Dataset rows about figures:
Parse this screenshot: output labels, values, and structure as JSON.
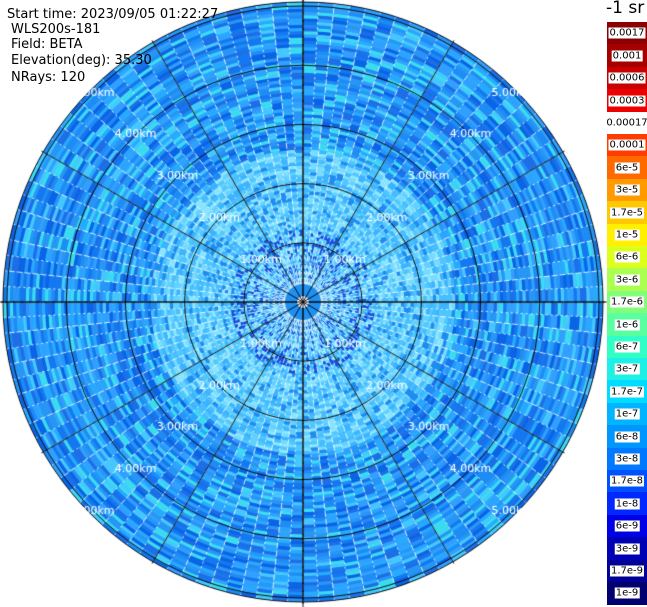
{
  "header": {
    "start_time": "Start time: 2023/09/05 01:22:27",
    "instrument": "WLS200s-181",
    "field": "Field: BETA",
    "elevation": "Elevation(deg): 35.30",
    "nrays": "NRays: 120"
  },
  "unit": "-1 sr",
  "range_rings": [
    "1.00km",
    "2.00km",
    "3.00km",
    "4.00km",
    "5.00km"
  ],
  "nrays_count": 120,
  "colorbar": [
    {
      "label": "0.0017",
      "color": "#8b0000"
    },
    {
      "label": "0.001",
      "color": "#a40000"
    },
    {
      "label": "0.0006",
      "color": "#c80000"
    },
    {
      "label": "0.0003",
      "color": "#ec0000"
    },
    {
      "label": "0.00017",
      "color": "#ffffff"
    },
    {
      "label": "0.0001",
      "color": "#ff3c00"
    },
    {
      "label": "6e-5",
      "color": "#ff6a00"
    },
    {
      "label": "3e-5",
      "color": "#ff9a00"
    },
    {
      "label": "1.7e-5",
      "color": "#ffc800"
    },
    {
      "label": "1e-5",
      "color": "#fff000"
    },
    {
      "label": "6e-6",
      "color": "#dcff1e"
    },
    {
      "label": "3e-6",
      "color": "#aaff50"
    },
    {
      "label": "1.7e-6",
      "color": "#82ff78"
    },
    {
      "label": "1e-6",
      "color": "#5affa0"
    },
    {
      "label": "6e-7",
      "color": "#32ffc8"
    },
    {
      "label": "3e-7",
      "color": "#1ef0e6"
    },
    {
      "label": "1.7e-7",
      "color": "#00dcff"
    },
    {
      "label": "1e-7",
      "color": "#00b4ff"
    },
    {
      "label": "6e-8",
      "color": "#0096ff"
    },
    {
      "label": "3e-8",
      "color": "#0078ff"
    },
    {
      "label": "1.7e-8",
      "color": "#0050ff"
    },
    {
      "label": "1e-8",
      "color": "#0028ff"
    },
    {
      "label": "6e-9",
      "color": "#0000e6"
    },
    {
      "label": "3e-9",
      "color": "#0000b4"
    },
    {
      "label": "1.7e-9",
      "color": "#000096"
    },
    {
      "label": "1e-9",
      "color": "#00006e"
    }
  ]
}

» **Your objective**: Strip the images and reproduce the remaining records precisely.

» **Answer to this problem**:
Parse this screenshot: output labels, values, and structure as JSON.
{
  "header": {
    "start_time": "Start time: 2023/09/05 01:22:27",
    "instrument": "WLS200s-181",
    "field": "Field: BETA",
    "elevation": "Elevation(deg): 35.30",
    "nrays": "NRays: 120"
  },
  "unit": "-1 sr",
  "range_rings": [
    "1.00km",
    "2.00km",
    "3.00km",
    "4.00km",
    "5.00km"
  ],
  "nrays_count": 120,
  "colorbar": [
    {
      "label": "0.0017",
      "color": "#8b0000"
    },
    {
      "label": "0.001",
      "color": "#a40000"
    },
    {
      "label": "0.0006",
      "color": "#c80000"
    },
    {
      "label": "0.0003",
      "color": "#ec0000"
    },
    {
      "label": "0.00017",
      "color": "#ffffff"
    },
    {
      "label": "0.0001",
      "color": "#ff3c00"
    },
    {
      "label": "6e-5",
      "color": "#ff6a00"
    },
    {
      "label": "3e-5",
      "color": "#ff9a00"
    },
    {
      "label": "1.7e-5",
      "color": "#ffc800"
    },
    {
      "label": "1e-5",
      "color": "#fff000"
    },
    {
      "label": "6e-6",
      "color": "#dcff1e"
    },
    {
      "label": "3e-6",
      "color": "#aaff50"
    },
    {
      "label": "1.7e-6",
      "color": "#82ff78"
    },
    {
      "label": "1e-6",
      "color": "#5affa0"
    },
    {
      "label": "6e-7",
      "color": "#32ffc8"
    },
    {
      "label": "3e-7",
      "color": "#1ef0e6"
    },
    {
      "label": "1.7e-7",
      "color": "#00dcff"
    },
    {
      "label": "1e-7",
      "color": "#00b4ff"
    },
    {
      "label": "6e-8",
      "color": "#0096ff"
    },
    {
      "label": "3e-8",
      "color": "#0078ff"
    },
    {
      "label": "1.7e-8",
      "color": "#0050ff"
    },
    {
      "label": "1e-8",
      "color": "#0028ff"
    },
    {
      "label": "6e-9",
      "color": "#0000e6"
    },
    {
      "label": "3e-9",
      "color": "#0000b4"
    },
    {
      "label": "1.7e-9",
      "color": "#000096"
    },
    {
      "label": "1e-9",
      "color": "#00006e"
    }
  ]
}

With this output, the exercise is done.